(Excerpts from a figure dataset)
━━━━
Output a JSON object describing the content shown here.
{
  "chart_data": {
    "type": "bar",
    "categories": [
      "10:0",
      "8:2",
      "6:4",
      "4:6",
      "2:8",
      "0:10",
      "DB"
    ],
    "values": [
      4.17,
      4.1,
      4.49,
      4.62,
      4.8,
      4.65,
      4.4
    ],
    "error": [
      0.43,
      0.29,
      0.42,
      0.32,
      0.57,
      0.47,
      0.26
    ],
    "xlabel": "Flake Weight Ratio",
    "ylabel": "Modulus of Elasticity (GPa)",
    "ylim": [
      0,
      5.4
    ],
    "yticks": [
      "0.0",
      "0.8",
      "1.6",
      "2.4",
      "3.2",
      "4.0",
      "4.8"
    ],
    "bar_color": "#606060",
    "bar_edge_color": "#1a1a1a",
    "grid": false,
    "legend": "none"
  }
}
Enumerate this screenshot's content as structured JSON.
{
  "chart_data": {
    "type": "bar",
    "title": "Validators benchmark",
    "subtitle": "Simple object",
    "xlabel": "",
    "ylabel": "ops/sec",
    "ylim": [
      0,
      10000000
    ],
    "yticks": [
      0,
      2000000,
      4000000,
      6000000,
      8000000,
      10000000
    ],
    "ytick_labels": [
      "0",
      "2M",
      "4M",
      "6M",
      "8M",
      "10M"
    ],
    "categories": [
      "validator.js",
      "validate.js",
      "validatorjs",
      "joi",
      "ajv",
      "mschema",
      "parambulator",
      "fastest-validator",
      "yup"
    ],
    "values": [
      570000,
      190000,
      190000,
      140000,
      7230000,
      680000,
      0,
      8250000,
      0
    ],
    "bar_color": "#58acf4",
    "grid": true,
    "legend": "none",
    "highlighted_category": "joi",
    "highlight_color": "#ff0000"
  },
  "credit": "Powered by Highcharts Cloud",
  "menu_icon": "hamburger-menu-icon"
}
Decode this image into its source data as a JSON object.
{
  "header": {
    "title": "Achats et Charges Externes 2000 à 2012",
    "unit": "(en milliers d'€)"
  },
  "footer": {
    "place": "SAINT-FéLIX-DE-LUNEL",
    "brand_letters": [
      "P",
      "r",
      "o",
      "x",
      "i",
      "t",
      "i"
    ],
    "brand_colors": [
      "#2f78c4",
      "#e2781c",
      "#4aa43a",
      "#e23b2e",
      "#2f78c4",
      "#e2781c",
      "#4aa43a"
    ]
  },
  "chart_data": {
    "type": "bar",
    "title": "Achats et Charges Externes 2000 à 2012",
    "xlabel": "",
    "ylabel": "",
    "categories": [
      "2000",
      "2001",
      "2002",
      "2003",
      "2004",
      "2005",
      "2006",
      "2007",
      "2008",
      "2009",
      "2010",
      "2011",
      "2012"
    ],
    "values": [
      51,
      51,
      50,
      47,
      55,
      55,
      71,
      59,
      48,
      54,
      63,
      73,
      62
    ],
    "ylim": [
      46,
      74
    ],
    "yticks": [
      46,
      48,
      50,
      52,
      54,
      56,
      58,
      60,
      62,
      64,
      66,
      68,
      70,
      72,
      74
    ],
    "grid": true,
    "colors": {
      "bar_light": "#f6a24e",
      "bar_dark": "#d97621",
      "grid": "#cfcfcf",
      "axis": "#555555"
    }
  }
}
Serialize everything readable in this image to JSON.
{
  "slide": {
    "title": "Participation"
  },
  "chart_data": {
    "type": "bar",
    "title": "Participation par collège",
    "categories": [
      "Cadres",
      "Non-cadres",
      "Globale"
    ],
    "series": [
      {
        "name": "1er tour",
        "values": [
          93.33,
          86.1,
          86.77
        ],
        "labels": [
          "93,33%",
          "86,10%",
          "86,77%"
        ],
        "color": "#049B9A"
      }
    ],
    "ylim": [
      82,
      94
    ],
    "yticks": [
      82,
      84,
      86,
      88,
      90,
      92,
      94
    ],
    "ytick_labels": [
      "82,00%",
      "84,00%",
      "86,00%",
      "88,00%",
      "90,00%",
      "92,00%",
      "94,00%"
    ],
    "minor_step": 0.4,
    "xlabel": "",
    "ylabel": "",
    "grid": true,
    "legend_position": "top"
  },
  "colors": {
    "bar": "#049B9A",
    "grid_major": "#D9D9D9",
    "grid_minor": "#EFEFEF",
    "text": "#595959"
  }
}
━━━━
Exercise requirements: Can you reproduce all the material exactly?

Answer to the problem:
Output a JSON object describing the content shown here.
{
  "chart_data": {
    "type": "bar",
    "categories": [
      "10:0",
      "8:2",
      "6:4",
      "4:6",
      "2:8",
      "0:10",
      "DB"
    ],
    "values": [
      4.17,
      4.1,
      4.49,
      4.62,
      4.8,
      4.65,
      4.4
    ],
    "error": [
      0.43,
      0.29,
      0.42,
      0.32,
      0.57,
      0.47,
      0.26
    ],
    "xlabel": "Flake Weight Ratio",
    "ylabel": "Modulus of Elasticity (GPa)",
    "ylim": [
      0,
      5.4
    ],
    "yticks": [
      "0.0",
      "0.8",
      "1.6",
      "2.4",
      "3.2",
      "4.0",
      "4.8"
    ],
    "bar_color": "#606060",
    "bar_edge_color": "#1a1a1a",
    "grid": false,
    "legend": "none"
  }
}
Enumerate this screenshot's content as structured JSON.
{
  "chart_data": {
    "type": "bar",
    "title": "Validators benchmark",
    "subtitle": "Simple object",
    "xlabel": "",
    "ylabel": "ops/sec",
    "ylim": [
      0,
      10000000
    ],
    "yticks": [
      0,
      2000000,
      4000000,
      6000000,
      8000000,
      10000000
    ],
    "ytick_labels": [
      "0",
      "2M",
      "4M",
      "6M",
      "8M",
      "10M"
    ],
    "categories": [
      "validator.js",
      "validate.js",
      "validatorjs",
      "joi",
      "ajv",
      "mschema",
      "parambulator",
      "fastest-validator",
      "yup"
    ],
    "values": [
      570000,
      190000,
      190000,
      140000,
      7230000,
      680000,
      0,
      8250000,
      0
    ],
    "bar_color": "#58acf4",
    "grid": true,
    "legend": "none",
    "highlighted_category": "joi",
    "highlight_color": "#ff0000"
  },
  "credit": "Powered by Highcharts Cloud",
  "menu_icon": "hamburger-menu-icon"
}
Decode this image into its source data as a JSON object.
{
  "header": {
    "title": "Achats et Charges Externes 2000 à 2012",
    "unit": "(en milliers d'€)"
  },
  "footer": {
    "place": "SAINT-FéLIX-DE-LUNEL",
    "brand_letters": [
      "P",
      "r",
      "o",
      "x",
      "i",
      "t",
      "i"
    ],
    "brand_colors": [
      "#2f78c4",
      "#e2781c",
      "#4aa43a",
      "#e23b2e",
      "#2f78c4",
      "#e2781c",
      "#4aa43a"
    ]
  },
  "chart_data": {
    "type": "bar",
    "title": "Achats et Charges Externes 2000 à 2012",
    "xlabel": "",
    "ylabel": "",
    "categories": [
      "2000",
      "2001",
      "2002",
      "2003",
      "2004",
      "2005",
      "2006",
      "2007",
      "2008",
      "2009",
      "2010",
      "2011",
      "2012"
    ],
    "values": [
      51,
      51,
      50,
      47,
      55,
      55,
      71,
      59,
      48,
      54,
      63,
      73,
      62
    ],
    "ylim": [
      46,
      74
    ],
    "yticks": [
      46,
      48,
      50,
      52,
      54,
      56,
      58,
      60,
      62,
      64,
      66,
      68,
      70,
      72,
      74
    ],
    "grid": true,
    "colors": {
      "bar_light": "#f6a24e",
      "bar_dark": "#d97621",
      "grid": "#cfcfcf",
      "axis": "#555555"
    }
  }
}
Serialize everything readable in this image to JSON.
{
  "slide": {
    "title": "Participation"
  },
  "chart_data": {
    "type": "bar",
    "title": "Participation par collège",
    "categories": [
      "Cadres",
      "Non-cadres",
      "Globale"
    ],
    "series": [
      {
        "name": "1er tour",
        "values": [
          93.33,
          86.1,
          86.77
        ],
        "labels": [
          "93,33%",
          "86,10%",
          "86,77%"
        ],
        "color": "#049B9A"
      }
    ],
    "ylim": [
      82,
      94
    ],
    "yticks": [
      82,
      84,
      86,
      88,
      90,
      92,
      94
    ],
    "ytick_labels": [
      "82,00%",
      "84,00%",
      "86,00%",
      "88,00%",
      "90,00%",
      "92,00%",
      "94,00%"
    ],
    "minor_step": 0.4,
    "xlabel": "",
    "ylabel": "",
    "grid": true,
    "legend_position": "top"
  },
  "colors": {
    "bar": "#049B9A",
    "grid_major": "#D9D9D9",
    "grid_minor": "#EFEFEF",
    "text": "#595959"
  }
}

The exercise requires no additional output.